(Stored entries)
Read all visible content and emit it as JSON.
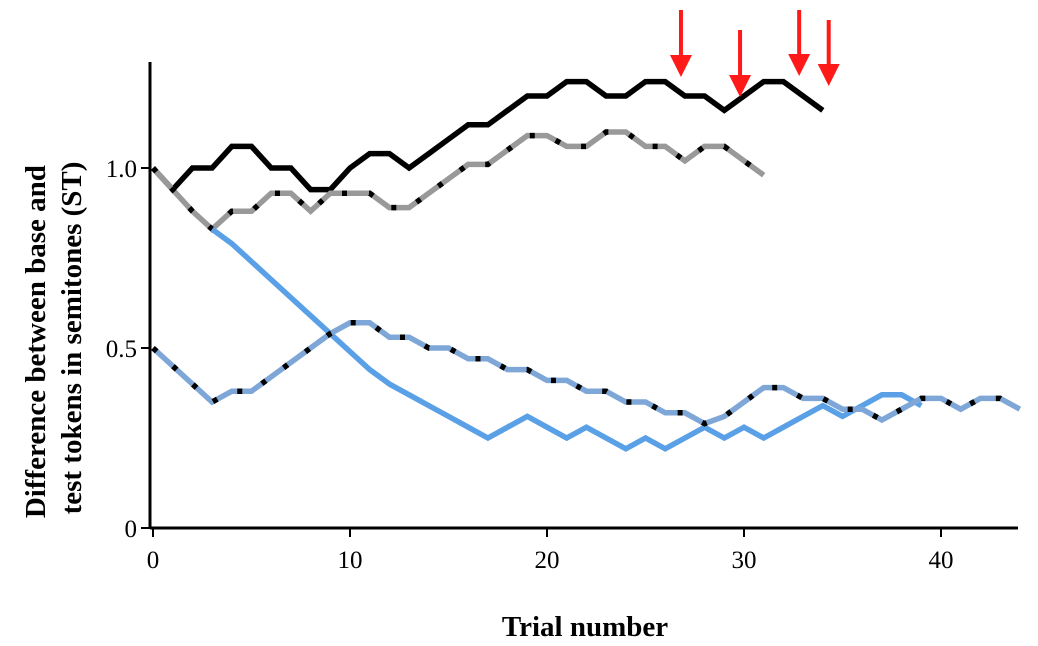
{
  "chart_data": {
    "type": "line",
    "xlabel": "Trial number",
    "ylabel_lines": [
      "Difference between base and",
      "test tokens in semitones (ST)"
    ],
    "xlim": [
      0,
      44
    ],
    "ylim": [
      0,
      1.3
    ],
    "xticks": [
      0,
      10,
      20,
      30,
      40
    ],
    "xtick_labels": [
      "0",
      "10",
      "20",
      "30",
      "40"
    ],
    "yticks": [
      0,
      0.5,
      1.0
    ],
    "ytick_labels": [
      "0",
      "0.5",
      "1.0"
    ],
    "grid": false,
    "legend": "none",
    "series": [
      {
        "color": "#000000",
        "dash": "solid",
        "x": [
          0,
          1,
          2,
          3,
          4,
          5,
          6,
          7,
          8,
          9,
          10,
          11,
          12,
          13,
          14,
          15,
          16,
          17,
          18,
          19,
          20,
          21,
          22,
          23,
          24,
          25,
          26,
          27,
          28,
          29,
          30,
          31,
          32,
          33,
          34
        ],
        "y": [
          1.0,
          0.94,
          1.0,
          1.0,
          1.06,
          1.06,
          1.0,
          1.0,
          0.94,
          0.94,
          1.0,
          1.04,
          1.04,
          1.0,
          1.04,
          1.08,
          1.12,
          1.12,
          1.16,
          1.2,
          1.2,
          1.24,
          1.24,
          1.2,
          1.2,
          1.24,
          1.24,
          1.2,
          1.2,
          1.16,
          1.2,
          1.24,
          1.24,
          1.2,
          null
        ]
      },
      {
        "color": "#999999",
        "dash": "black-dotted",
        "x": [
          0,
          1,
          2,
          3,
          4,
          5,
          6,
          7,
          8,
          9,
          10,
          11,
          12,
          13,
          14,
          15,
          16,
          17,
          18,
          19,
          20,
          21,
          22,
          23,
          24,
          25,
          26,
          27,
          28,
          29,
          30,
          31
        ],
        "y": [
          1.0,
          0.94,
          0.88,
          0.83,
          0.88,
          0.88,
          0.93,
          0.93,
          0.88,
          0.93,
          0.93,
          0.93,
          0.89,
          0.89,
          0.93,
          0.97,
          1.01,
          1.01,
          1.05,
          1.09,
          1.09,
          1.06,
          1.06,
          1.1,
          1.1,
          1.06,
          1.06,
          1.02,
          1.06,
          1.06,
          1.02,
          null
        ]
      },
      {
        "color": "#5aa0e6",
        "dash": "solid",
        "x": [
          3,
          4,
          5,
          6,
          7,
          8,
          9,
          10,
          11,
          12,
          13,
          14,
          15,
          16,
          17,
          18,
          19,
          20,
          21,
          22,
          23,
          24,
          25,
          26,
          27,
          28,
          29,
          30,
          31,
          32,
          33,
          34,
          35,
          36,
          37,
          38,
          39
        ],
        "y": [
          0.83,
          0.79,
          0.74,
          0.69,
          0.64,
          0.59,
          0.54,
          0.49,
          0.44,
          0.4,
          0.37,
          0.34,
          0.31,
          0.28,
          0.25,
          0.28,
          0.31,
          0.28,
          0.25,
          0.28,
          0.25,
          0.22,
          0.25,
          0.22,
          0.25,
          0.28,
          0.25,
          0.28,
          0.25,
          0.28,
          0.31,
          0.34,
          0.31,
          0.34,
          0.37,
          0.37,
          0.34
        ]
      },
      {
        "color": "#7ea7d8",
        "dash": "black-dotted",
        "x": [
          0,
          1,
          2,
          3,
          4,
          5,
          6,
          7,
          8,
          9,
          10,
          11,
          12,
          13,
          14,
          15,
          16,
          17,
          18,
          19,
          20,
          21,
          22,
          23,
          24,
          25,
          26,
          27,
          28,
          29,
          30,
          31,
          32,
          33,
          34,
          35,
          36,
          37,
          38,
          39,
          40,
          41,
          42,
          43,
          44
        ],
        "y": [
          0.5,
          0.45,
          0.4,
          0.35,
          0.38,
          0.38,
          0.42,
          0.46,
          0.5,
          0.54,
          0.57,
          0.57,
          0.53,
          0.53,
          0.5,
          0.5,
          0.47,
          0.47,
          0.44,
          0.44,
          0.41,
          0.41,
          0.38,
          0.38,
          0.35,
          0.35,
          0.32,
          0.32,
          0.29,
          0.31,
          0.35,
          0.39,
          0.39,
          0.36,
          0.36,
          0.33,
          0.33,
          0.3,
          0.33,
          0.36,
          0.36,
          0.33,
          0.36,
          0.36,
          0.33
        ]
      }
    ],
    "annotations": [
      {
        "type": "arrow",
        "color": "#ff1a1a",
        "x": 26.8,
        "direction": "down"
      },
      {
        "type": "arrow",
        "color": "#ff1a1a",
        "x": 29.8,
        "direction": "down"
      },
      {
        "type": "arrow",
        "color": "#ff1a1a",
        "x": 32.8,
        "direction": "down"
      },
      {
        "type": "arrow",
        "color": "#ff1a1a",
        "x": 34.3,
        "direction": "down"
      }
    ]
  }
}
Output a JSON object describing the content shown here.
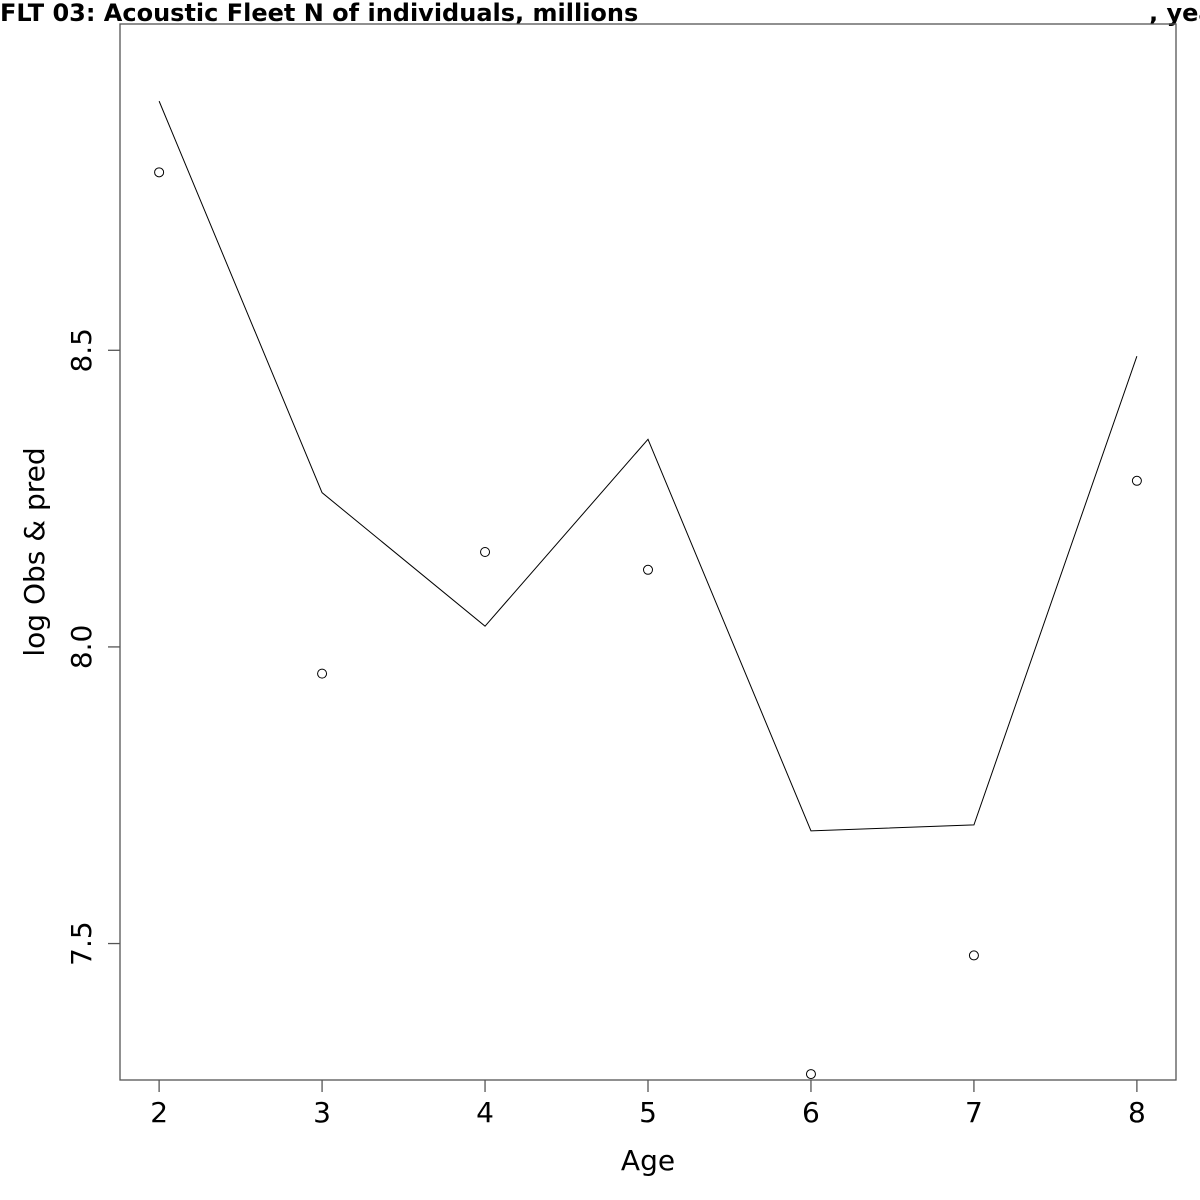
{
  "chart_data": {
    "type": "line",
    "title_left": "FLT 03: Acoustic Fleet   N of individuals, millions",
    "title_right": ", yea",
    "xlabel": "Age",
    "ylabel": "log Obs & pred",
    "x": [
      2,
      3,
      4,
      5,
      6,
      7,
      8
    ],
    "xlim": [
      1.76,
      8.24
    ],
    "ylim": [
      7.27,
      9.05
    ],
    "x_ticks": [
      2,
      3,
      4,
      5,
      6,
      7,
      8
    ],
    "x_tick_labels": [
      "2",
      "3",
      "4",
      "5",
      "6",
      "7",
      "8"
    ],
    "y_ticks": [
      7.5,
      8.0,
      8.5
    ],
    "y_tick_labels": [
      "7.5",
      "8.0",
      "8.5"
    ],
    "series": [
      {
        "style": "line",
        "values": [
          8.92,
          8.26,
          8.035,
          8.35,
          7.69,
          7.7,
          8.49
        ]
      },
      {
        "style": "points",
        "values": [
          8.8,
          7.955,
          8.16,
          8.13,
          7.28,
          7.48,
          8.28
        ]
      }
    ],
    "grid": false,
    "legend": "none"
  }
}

Task directions ->
Go through the listing above and write it all out exactly, leaving out any picture.

Task result ->
Read all visible content and emit it as JSON.
{
  "chart_data": {
    "type": "line",
    "xlabel": "Trial number",
    "ylabel_lines": [
      "Difference between base and",
      "test tokens in semitones (ST)"
    ],
    "xlim": [
      0,
      44
    ],
    "ylim": [
      0,
      1.3
    ],
    "xticks": [
      0,
      10,
      20,
      30,
      40
    ],
    "xtick_labels": [
      "0",
      "10",
      "20",
      "30",
      "40"
    ],
    "yticks": [
      0,
      0.5,
      1.0
    ],
    "ytick_labels": [
      "0",
      "0.5",
      "1.0"
    ],
    "grid": false,
    "legend": "none",
    "series": [
      {
        "color": "#000000",
        "dash": "solid",
        "x": [
          0,
          1,
          2,
          3,
          4,
          5,
          6,
          7,
          8,
          9,
          10,
          11,
          12,
          13,
          14,
          15,
          16,
          17,
          18,
          19,
          20,
          21,
          22,
          23,
          24,
          25,
          26,
          27,
          28,
          29,
          30,
          31,
          32,
          33,
          34
        ],
        "y": [
          1.0,
          0.94,
          1.0,
          1.0,
          1.06,
          1.06,
          1.0,
          1.0,
          0.94,
          0.94,
          1.0,
          1.04,
          1.04,
          1.0,
          1.04,
          1.08,
          1.12,
          1.12,
          1.16,
          1.2,
          1.2,
          1.24,
          1.24,
          1.2,
          1.2,
          1.24,
          1.24,
          1.2,
          1.2,
          1.16,
          1.2,
          1.24,
          1.24,
          1.2,
          null
        ]
      },
      {
        "color": "#999999",
        "dash": "black-dotted",
        "x": [
          0,
          1,
          2,
          3,
          4,
          5,
          6,
          7,
          8,
          9,
          10,
          11,
          12,
          13,
          14,
          15,
          16,
          17,
          18,
          19,
          20,
          21,
          22,
          23,
          24,
          25,
          26,
          27,
          28,
          29,
          30,
          31
        ],
        "y": [
          1.0,
          0.94,
          0.88,
          0.83,
          0.88,
          0.88,
          0.93,
          0.93,
          0.88,
          0.93,
          0.93,
          0.93,
          0.89,
          0.89,
          0.93,
          0.97,
          1.01,
          1.01,
          1.05,
          1.09,
          1.09,
          1.06,
          1.06,
          1.1,
          1.1,
          1.06,
          1.06,
          1.02,
          1.06,
          1.06,
          1.02,
          null
        ]
      },
      {
        "color": "#5aa0e6",
        "dash": "solid",
        "x": [
          3,
          4,
          5,
          6,
          7,
          8,
          9,
          10,
          11,
          12,
          13,
          14,
          15,
          16,
          17,
          18,
          19,
          20,
          21,
          22,
          23,
          24,
          25,
          26,
          27,
          28,
          29,
          30,
          31,
          32,
          33,
          34,
          35,
          36,
          37,
          38,
          39
        ],
        "y": [
          0.83,
          0.79,
          0.74,
          0.69,
          0.64,
          0.59,
          0.54,
          0.49,
          0.44,
          0.4,
          0.37,
          0.34,
          0.31,
          0.28,
          0.25,
          0.28,
          0.31,
          0.28,
          0.25,
          0.28,
          0.25,
          0.22,
          0.25,
          0.22,
          0.25,
          0.28,
          0.25,
          0.28,
          0.25,
          0.28,
          0.31,
          0.34,
          0.31,
          0.34,
          0.37,
          0.37,
          0.34
        ]
      },
      {
        "color": "#7ea7d8",
        "dash": "black-dotted",
        "x": [
          0,
          1,
          2,
          3,
          4,
          5,
          6,
          7,
          8,
          9,
          10,
          11,
          12,
          13,
          14,
          15,
          16,
          17,
          18,
          19,
          20,
          21,
          22,
          23,
          24,
          25,
          26,
          27,
          28,
          29,
          30,
          31,
          32,
          33,
          34,
          35,
          36,
          37,
          38,
          39,
          40,
          41,
          42,
          43,
          44
        ],
        "y": [
          0.5,
          0.45,
          0.4,
          0.35,
          0.38,
          0.38,
          0.42,
          0.46,
          0.5,
          0.54,
          0.57,
          0.57,
          0.53,
          0.53,
          0.5,
          0.5,
          0.47,
          0.47,
          0.44,
          0.44,
          0.41,
          0.41,
          0.38,
          0.38,
          0.35,
          0.35,
          0.32,
          0.32,
          0.29,
          0.31,
          0.35,
          0.39,
          0.39,
          0.36,
          0.36,
          0.33,
          0.33,
          0.3,
          0.33,
          0.36,
          0.36,
          0.33,
          0.36,
          0.36,
          0.33
        ]
      }
    ],
    "annotations": [
      {
        "type": "arrow",
        "color": "#ff1a1a",
        "x": 26.8,
        "direction": "down"
      },
      {
        "type": "arrow",
        "color": "#ff1a1a",
        "x": 29.8,
        "direction": "down"
      },
      {
        "type": "arrow",
        "color": "#ff1a1a",
        "x": 32.8,
        "direction": "down"
      },
      {
        "type": "arrow",
        "color": "#ff1a1a",
        "x": 34.3,
        "direction": "down"
      }
    ]
  }
}
Output a JSON object describing the content shown here.
{
  "chart_data": {
    "type": "line",
    "title_left": "FLT 03: Acoustic Fleet   N of individuals, millions",
    "title_right": ", yea",
    "xlabel": "Age",
    "ylabel": "log Obs & pred",
    "x": [
      2,
      3,
      4,
      5,
      6,
      7,
      8
    ],
    "xlim": [
      1.76,
      8.24
    ],
    "ylim": [
      7.27,
      9.05
    ],
    "x_ticks": [
      2,
      3,
      4,
      5,
      6,
      7,
      8
    ],
    "x_tick_labels": [
      "2",
      "3",
      "4",
      "5",
      "6",
      "7",
      "8"
    ],
    "y_ticks": [
      7.5,
      8.0,
      8.5
    ],
    "y_tick_labels": [
      "7.5",
      "8.0",
      "8.5"
    ],
    "series": [
      {
        "style": "line",
        "values": [
          8.92,
          8.26,
          8.035,
          8.35,
          7.69,
          7.7,
          8.49
        ]
      },
      {
        "style": "points",
        "values": [
          8.8,
          7.955,
          8.16,
          8.13,
          7.28,
          7.48,
          8.28
        ]
      }
    ],
    "grid": false,
    "legend": "none"
  }
}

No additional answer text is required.